[Dataset excerpt]
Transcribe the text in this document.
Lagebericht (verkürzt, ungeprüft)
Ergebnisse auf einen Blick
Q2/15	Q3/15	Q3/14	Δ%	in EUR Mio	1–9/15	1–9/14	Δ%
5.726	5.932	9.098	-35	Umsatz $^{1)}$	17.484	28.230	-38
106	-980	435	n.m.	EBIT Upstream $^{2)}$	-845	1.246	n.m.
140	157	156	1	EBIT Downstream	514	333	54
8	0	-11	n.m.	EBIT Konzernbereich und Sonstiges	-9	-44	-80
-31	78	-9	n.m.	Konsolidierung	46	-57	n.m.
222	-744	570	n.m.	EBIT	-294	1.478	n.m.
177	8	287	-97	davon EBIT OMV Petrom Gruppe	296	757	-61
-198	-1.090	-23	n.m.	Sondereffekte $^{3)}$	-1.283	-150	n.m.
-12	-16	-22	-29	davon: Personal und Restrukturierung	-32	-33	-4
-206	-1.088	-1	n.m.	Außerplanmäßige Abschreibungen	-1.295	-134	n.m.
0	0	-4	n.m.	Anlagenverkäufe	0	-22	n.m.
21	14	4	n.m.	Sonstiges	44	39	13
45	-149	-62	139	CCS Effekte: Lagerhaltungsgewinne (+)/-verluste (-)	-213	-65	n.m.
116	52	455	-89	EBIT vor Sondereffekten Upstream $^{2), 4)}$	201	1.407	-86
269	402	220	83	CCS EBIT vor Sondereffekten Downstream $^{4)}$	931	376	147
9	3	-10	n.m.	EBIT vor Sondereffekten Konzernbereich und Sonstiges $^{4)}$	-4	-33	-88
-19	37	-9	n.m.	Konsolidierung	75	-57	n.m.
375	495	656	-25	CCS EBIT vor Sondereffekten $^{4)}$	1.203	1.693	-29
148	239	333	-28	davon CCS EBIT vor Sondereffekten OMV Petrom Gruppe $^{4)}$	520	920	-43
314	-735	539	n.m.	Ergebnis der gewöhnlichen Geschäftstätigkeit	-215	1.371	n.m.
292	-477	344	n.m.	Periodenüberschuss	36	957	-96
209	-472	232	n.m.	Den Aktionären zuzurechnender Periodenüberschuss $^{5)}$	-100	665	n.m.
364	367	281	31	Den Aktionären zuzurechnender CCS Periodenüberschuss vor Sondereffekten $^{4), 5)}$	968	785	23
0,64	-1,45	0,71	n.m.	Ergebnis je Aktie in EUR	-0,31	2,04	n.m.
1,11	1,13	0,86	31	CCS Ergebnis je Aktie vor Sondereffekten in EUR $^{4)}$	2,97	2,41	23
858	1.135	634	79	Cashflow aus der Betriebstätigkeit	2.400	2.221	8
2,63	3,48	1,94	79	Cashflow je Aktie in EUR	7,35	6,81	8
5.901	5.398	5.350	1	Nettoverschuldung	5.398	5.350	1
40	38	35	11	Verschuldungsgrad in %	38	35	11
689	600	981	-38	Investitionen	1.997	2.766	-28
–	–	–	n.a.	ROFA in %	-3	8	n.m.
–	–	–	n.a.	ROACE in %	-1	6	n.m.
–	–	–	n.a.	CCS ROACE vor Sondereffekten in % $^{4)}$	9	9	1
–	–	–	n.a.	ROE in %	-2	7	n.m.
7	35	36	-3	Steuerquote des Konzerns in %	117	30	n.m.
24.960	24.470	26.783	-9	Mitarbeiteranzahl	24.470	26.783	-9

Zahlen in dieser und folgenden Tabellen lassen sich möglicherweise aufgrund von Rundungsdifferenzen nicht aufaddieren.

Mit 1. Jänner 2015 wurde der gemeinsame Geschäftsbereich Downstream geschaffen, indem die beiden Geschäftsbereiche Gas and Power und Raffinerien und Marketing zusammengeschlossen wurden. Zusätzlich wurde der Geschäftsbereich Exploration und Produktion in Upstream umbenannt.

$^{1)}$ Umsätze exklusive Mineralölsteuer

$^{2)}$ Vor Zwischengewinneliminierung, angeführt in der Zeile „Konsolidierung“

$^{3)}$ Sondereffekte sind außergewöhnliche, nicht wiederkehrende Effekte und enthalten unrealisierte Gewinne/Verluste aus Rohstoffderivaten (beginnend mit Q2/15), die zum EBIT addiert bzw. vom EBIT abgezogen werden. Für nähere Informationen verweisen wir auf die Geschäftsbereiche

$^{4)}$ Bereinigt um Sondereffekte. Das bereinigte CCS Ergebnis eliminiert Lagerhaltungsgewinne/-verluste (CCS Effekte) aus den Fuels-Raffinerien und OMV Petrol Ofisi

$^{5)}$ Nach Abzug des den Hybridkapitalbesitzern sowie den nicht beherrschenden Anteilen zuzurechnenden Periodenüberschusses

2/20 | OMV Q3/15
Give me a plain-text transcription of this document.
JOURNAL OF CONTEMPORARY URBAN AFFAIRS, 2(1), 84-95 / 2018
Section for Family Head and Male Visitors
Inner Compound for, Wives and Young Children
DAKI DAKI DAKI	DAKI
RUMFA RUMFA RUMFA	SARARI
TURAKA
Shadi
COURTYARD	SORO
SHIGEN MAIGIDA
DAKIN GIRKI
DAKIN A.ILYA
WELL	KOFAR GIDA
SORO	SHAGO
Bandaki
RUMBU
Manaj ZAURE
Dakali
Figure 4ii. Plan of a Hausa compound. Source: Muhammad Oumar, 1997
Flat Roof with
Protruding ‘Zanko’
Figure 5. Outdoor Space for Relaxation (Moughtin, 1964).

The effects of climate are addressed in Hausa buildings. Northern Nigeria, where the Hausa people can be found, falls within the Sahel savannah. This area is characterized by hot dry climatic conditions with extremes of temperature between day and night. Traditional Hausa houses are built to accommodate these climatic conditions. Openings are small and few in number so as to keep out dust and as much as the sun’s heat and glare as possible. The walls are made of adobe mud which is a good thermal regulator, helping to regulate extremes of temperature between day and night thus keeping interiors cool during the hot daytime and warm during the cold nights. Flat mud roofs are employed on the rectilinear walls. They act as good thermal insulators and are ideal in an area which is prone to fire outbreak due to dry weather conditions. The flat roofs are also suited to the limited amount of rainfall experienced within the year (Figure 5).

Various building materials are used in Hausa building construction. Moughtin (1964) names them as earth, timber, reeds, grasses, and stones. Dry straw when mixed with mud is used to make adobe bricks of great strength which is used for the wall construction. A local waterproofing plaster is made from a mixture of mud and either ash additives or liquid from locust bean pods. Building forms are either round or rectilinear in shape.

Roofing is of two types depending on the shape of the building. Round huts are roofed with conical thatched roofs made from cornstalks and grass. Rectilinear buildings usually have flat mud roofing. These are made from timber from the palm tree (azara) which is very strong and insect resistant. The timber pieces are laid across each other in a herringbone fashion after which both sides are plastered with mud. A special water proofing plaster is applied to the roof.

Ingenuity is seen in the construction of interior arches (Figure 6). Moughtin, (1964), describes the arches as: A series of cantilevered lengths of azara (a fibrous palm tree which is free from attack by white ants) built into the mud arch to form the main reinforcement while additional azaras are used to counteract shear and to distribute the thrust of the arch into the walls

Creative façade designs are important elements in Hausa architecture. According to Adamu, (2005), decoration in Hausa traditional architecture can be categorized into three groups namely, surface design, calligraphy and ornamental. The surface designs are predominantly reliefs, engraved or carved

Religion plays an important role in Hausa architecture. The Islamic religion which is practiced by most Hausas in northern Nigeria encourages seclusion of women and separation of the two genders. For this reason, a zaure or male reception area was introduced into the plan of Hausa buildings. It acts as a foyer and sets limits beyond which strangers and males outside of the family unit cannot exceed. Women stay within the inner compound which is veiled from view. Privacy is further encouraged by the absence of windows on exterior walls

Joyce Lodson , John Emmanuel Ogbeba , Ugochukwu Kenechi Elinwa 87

_WHAT IS REQUIRED_
Write down the full listing again, exactly.

_SOLUTION_
Transcribe the text in this document.
Lagebericht (verkürzt, ungeprüft)
Ergebnisse auf einen Blick
Q2/15	Q3/15	Q3/14	Δ%	in EUR Mio	1–9/15	1–9/14	Δ%
5.726	5.932	9.098	-35	Umsatz $^{1)}$	17.484	28.230	-38
106	-980	435	n.m.	EBIT Upstream $^{2)}$	-845	1.246	n.m.
140	157	156	1	EBIT Downstream	514	333	54
8	0	-11	n.m.	EBIT Konzernbereich und Sonstiges	-9	-44	-80
-31	78	-9	n.m.	Konsolidierung	46	-57	n.m.
222	-744	570	n.m.	EBIT	-294	1.478	n.m.
177	8	287	-97	davon EBIT OMV Petrom Gruppe	296	757	-61
-198	-1.090	-23	n.m.	Sondereffekte $^{3)}$	-1.283	-150	n.m.
-12	-16	-22	-29	davon: Personal und Restrukturierung	-32	-33	-4
-206	-1.088	-1	n.m.	Außerplanmäßige Abschreibungen	-1.295	-134	n.m.
0	0	-4	n.m.	Anlagenverkäufe	0	-22	n.m.
21	14	4	n.m.	Sonstiges	44	39	13
45	-149	-62	139	CCS Effekte: Lagerhaltungsgewinne (+)/-verluste (-)	-213	-65	n.m.
116	52	455	-89	EBIT vor Sondereffekten Upstream $^{2), 4)}$	201	1.407	-86
269	402	220	83	CCS EBIT vor Sondereffekten Downstream $^{4)}$	931	376	147
9	3	-10	n.m.	EBIT vor Sondereffekten Konzernbereich und Sonstiges $^{4)}$	-4	-33	-88
-19	37	-9	n.m.	Konsolidierung	75	-57	n.m.
375	495	656	-25	CCS EBIT vor Sondereffekten $^{4)}$	1.203	1.693	-29
148	239	333	-28	davon CCS EBIT vor Sondereffekten OMV Petrom Gruppe $^{4)}$	520	920	-43
314	-735	539	n.m.	Ergebnis der gewöhnlichen Geschäftstätigkeit	-215	1.371	n.m.
292	-477	344	n.m.	Periodenüberschuss	36	957	-96
209	-472	232	n.m.	Den Aktionären zuzurechnender Periodenüberschuss $^{5)}$	-100	665	n.m.
364	367	281	31	Den Aktionären zuzurechnender CCS Periodenüberschuss vor Sondereffekten $^{4), 5)}$	968	785	23
0,64	-1,45	0,71	n.m.	Ergebnis je Aktie in EUR	-0,31	2,04	n.m.
1,11	1,13	0,86	31	CCS Ergebnis je Aktie vor Sondereffekten in EUR $^{4)}$	2,97	2,41	23
858	1.135	634	79	Cashflow aus der Betriebstätigkeit	2.400	2.221	8
2,63	3,48	1,94	79	Cashflow je Aktie in EUR	7,35	6,81	8
5.901	5.398	5.350	1	Nettoverschuldung	5.398	5.350	1
40	38	35	11	Verschuldungsgrad in %	38	35	11
689	600	981	-38	Investitionen	1.997	2.766	-28
–	–	–	n.a.	ROFA in %	-3	8	n.m.
–	–	–	n.a.	ROACE in %	-1	6	n.m.
–	–	–	n.a.	CCS ROACE vor Sondereffekten in % $^{4)}$	9	9	1
–	–	–	n.a.	ROE in %	-2	7	n.m.
7	35	36	-3	Steuerquote des Konzerns in %	117	30	n.m.
24.960	24.470	26.783	-9	Mitarbeiteranzahl	24.470	26.783	-9

Zahlen in dieser und folgenden Tabellen lassen sich möglicherweise aufgrund von Rundungsdifferenzen nicht aufaddieren.

Mit 1. Jänner 2015 wurde der gemeinsame Geschäftsbereich Downstream geschaffen, indem die beiden Geschäftsbereiche Gas and Power und Raffinerien und Marketing zusammengeschlossen wurden. Zusätzlich wurde der Geschäftsbereich Exploration und Produktion in Upstream umbenannt.

$^{1)}$ Umsätze exklusive Mineralölsteuer

$^{2)}$ Vor Zwischengewinneliminierung, angeführt in der Zeile „Konsolidierung“

$^{3)}$ Sondereffekte sind außergewöhnliche, nicht wiederkehrende Effekte und enthalten unrealisierte Gewinne/Verluste aus Rohstoffderivaten (beginnend mit Q2/15), die zum EBIT addiert bzw. vom EBIT abgezogen werden. Für nähere Informationen verweisen wir auf die Geschäftsbereiche

$^{4)}$ Bereinigt um Sondereffekte. Das bereinigte CCS Ergebnis eliminiert Lagerhaltungsgewinne/-verluste (CCS Effekte) aus den Fuels-Raffinerien und OMV Petrol Ofisi

$^{5)}$ Nach Abzug des den Hybridkapitalbesitzern sowie den nicht beherrschenden Anteilen zuzurechnenden Periodenüberschusses

2/20 | OMV Q3/15
Give me a plain-text transcription of this document.
JOURNAL OF CONTEMPORARY URBAN AFFAIRS, 2(1), 84-95 / 2018
Section for Family Head and Male Visitors
Inner Compound for, Wives and Young Children
DAKI DAKI DAKI	DAKI
RUMFA RUMFA RUMFA	SARARI
TURAKA
Shadi
COURTYARD	SORO
SHIGEN MAIGIDA
DAKIN GIRKI
DAKIN A.ILYA
WELL	KOFAR GIDA
SORO	SHAGO
Bandaki
RUMBU
Manaj ZAURE
Dakali
Figure 4ii. Plan of a Hausa compound. Source: Muhammad Oumar, 1997
Flat Roof with
Protruding ‘Zanko’
Figure 5. Outdoor Space for Relaxation (Moughtin, 1964).

The effects of climate are addressed in Hausa buildings. Northern Nigeria, where the Hausa people can be found, falls within the Sahel savannah. This area is characterized by hot dry climatic conditions with extremes of temperature between day and night. Traditional Hausa houses are built to accommodate these climatic conditions. Openings are small and few in number so as to keep out dust and as much as the sun’s heat and glare as possible. The walls are made of adobe mud which is a good thermal regulator, helping to regulate extremes of temperature between day and night thus keeping interiors cool during the hot daytime and warm during the cold nights. Flat mud roofs are employed on the rectilinear walls. They act as good thermal insulators and are ideal in an area which is prone to fire outbreak due to dry weather conditions. The flat roofs are also suited to the limited amount of rainfall experienced within the year (Figure 5).

Various building materials are used in Hausa building construction. Moughtin (1964) names them as earth, timber, reeds, grasses, and stones. Dry straw when mixed with mud is used to make adobe bricks of great strength which is used for the wall construction. A local waterproofing plaster is made from a mixture of mud and either ash additives or liquid from locust bean pods. Building forms are either round or rectilinear in shape.

Roofing is of two types depending on the shape of the building. Round huts are roofed with conical thatched roofs made from cornstalks and grass. Rectilinear buildings usually have flat mud roofing. These are made from timber from the palm tree (azara) which is very strong and insect resistant. The timber pieces are laid across each other in a herringbone fashion after which both sides are plastered with mud. A special water proofing plaster is applied to the roof.

Ingenuity is seen in the construction of interior arches (Figure 6). Moughtin, (1964), describes the arches as: A series of cantilevered lengths of azara (a fibrous palm tree which is free from attack by white ants) built into the mud arch to form the main reinforcement while additional azaras are used to counteract shear and to distribute the thrust of the arch into the walls

Creative façade designs are important elements in Hausa architecture. According to Adamu, (2005), decoration in Hausa traditional architecture can be categorized into three groups namely, surface design, calligraphy and ornamental. The surface designs are predominantly reliefs, engraved or carved

Religion plays an important role in Hausa architecture. The Islamic religion which is practiced by most Hausas in northern Nigeria encourages seclusion of women and separation of the two genders. For this reason, a zaure or male reception area was introduced into the plan of Hausa buildings. It acts as a foyer and sets limits beyond which strangers and males outside of the family unit cannot exceed. Women stay within the inner compound which is veiled from view. Privacy is further encouraged by the absence of windows on exterior walls

Joyce Lodson , John Emmanuel Ogbeba , Ugochukwu Kenechi Elinwa 87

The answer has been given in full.